- **Input records**:
┄┄┄┄┄┄┄┄┄┄┄┄┄┄┄┄┄┄┄┄

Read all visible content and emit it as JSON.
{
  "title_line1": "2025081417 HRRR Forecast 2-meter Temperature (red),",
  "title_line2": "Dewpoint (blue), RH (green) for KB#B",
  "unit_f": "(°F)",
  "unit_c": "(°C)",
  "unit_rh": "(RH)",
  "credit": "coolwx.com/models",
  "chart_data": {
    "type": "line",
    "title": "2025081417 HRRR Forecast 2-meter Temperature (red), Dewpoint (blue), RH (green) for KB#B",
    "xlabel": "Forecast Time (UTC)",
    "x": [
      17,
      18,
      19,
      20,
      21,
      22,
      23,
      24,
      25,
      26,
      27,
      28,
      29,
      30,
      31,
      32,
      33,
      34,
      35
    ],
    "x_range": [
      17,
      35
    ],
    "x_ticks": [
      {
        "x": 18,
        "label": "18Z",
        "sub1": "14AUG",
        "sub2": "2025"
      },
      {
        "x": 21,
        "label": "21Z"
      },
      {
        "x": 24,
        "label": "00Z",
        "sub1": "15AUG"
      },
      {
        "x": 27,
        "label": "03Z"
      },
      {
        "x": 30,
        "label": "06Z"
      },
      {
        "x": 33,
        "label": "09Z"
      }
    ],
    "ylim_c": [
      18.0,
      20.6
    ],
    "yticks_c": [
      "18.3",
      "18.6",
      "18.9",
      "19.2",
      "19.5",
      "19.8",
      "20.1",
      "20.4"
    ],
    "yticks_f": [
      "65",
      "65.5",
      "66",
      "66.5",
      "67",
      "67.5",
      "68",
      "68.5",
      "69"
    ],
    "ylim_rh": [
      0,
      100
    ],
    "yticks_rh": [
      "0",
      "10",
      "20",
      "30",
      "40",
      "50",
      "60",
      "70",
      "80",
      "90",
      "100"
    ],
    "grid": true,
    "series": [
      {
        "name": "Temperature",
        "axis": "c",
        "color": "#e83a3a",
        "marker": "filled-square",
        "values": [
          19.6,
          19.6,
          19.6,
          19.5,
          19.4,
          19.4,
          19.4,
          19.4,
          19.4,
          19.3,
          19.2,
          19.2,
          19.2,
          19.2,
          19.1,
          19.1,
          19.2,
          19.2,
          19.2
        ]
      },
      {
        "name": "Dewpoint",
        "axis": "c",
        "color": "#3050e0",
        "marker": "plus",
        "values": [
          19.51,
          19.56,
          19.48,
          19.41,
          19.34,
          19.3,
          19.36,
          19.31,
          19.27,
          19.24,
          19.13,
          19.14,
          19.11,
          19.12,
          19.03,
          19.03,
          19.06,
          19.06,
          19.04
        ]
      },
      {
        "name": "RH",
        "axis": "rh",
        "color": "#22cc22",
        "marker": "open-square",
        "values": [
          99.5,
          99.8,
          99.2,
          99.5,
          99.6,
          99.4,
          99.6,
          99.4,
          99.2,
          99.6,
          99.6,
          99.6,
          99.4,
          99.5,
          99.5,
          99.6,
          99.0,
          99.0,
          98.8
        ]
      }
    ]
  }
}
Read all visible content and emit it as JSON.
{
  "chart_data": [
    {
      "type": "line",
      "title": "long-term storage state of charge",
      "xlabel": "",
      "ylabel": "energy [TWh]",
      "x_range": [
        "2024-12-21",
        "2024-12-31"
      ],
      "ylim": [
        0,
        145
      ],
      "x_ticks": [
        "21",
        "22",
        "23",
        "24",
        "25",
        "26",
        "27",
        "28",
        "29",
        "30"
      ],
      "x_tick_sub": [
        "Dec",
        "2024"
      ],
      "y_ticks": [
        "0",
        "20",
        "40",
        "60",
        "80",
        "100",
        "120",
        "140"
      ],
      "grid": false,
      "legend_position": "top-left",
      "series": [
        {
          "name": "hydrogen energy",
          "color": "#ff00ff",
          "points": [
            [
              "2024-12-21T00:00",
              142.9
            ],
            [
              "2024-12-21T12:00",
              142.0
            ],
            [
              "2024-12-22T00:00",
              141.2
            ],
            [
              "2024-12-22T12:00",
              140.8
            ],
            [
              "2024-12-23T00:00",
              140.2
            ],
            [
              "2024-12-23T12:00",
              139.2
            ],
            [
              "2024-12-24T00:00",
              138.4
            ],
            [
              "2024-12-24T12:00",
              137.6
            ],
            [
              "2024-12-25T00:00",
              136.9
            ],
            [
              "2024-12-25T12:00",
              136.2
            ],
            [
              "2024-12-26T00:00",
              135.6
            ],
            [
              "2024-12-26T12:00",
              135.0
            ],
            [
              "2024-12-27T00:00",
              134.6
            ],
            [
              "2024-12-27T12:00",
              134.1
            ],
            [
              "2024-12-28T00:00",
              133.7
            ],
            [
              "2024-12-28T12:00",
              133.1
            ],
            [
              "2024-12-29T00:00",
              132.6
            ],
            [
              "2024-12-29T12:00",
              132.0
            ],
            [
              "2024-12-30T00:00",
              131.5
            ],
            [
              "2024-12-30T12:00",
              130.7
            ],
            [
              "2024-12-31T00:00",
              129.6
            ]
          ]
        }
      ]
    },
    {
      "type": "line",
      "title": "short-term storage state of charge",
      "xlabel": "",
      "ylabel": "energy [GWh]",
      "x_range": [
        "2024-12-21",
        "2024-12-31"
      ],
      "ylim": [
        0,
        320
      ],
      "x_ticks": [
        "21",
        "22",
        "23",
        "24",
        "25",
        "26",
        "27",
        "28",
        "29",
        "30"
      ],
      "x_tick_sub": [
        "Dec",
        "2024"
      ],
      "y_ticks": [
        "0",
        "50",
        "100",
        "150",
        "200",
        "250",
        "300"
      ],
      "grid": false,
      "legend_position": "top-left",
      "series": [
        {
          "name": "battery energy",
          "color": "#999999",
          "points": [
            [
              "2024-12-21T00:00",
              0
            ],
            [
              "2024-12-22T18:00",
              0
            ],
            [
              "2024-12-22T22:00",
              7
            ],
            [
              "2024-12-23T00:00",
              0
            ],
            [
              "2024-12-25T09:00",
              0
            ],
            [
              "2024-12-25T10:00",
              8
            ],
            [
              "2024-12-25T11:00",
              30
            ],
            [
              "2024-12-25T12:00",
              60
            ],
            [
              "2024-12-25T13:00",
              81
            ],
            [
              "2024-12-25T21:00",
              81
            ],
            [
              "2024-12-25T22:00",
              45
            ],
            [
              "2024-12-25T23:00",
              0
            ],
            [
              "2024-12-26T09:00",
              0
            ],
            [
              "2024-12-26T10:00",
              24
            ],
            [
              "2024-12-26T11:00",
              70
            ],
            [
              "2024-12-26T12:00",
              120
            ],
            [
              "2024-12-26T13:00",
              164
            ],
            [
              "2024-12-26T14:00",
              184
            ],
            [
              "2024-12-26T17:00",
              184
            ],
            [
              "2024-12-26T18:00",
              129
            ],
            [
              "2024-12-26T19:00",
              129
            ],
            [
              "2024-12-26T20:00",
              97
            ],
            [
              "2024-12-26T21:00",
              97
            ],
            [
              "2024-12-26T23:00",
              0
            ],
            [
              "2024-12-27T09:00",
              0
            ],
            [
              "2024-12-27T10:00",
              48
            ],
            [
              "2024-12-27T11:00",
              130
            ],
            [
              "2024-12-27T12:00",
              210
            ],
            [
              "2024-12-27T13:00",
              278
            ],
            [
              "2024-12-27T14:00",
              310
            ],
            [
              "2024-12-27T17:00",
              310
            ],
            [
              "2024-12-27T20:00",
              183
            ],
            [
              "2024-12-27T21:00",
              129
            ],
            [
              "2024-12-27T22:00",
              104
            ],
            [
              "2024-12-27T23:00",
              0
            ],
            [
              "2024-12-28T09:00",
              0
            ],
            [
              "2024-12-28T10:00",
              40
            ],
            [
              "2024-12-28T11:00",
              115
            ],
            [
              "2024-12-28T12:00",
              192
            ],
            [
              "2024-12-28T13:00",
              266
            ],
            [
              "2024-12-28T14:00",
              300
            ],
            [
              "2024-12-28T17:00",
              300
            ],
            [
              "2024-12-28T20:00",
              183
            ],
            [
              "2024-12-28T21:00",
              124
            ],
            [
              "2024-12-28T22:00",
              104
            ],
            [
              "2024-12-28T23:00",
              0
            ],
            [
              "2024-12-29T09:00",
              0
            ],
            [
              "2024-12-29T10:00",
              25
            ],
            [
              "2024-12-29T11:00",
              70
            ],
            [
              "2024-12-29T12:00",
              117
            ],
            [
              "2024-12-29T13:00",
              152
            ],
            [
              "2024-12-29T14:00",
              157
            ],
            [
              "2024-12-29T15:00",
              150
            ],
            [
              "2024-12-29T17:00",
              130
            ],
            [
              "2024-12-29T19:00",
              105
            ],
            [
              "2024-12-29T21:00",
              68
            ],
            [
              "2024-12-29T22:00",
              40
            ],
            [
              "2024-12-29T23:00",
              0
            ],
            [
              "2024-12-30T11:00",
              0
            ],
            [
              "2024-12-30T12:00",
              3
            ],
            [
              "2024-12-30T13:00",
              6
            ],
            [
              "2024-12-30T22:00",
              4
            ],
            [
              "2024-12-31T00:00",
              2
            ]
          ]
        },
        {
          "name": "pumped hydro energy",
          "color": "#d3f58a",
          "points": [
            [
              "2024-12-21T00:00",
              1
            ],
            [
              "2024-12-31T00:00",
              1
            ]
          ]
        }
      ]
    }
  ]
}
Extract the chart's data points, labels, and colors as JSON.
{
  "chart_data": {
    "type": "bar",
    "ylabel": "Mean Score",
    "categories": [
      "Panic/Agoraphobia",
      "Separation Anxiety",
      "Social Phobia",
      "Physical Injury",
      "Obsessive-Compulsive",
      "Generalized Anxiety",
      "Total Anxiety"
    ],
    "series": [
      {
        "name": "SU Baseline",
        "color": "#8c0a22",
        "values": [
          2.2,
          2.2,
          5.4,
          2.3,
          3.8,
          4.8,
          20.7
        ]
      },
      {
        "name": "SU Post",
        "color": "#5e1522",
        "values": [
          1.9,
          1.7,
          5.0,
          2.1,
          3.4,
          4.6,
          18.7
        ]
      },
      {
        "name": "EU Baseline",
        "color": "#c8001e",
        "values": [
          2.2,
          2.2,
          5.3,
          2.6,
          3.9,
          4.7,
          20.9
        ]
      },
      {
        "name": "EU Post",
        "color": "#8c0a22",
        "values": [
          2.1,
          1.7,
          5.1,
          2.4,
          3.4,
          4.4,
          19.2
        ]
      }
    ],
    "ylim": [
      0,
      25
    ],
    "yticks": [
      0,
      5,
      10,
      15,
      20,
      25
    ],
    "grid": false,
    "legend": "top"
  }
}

┄┄┄┄┄┄┄┄┄┄┄┄┄┄┄┄┄┄┄┄

- **Exercise prompt**: Only the number is wanted: count the lines of the records that hold the word "storage".

- **Full answer**: 2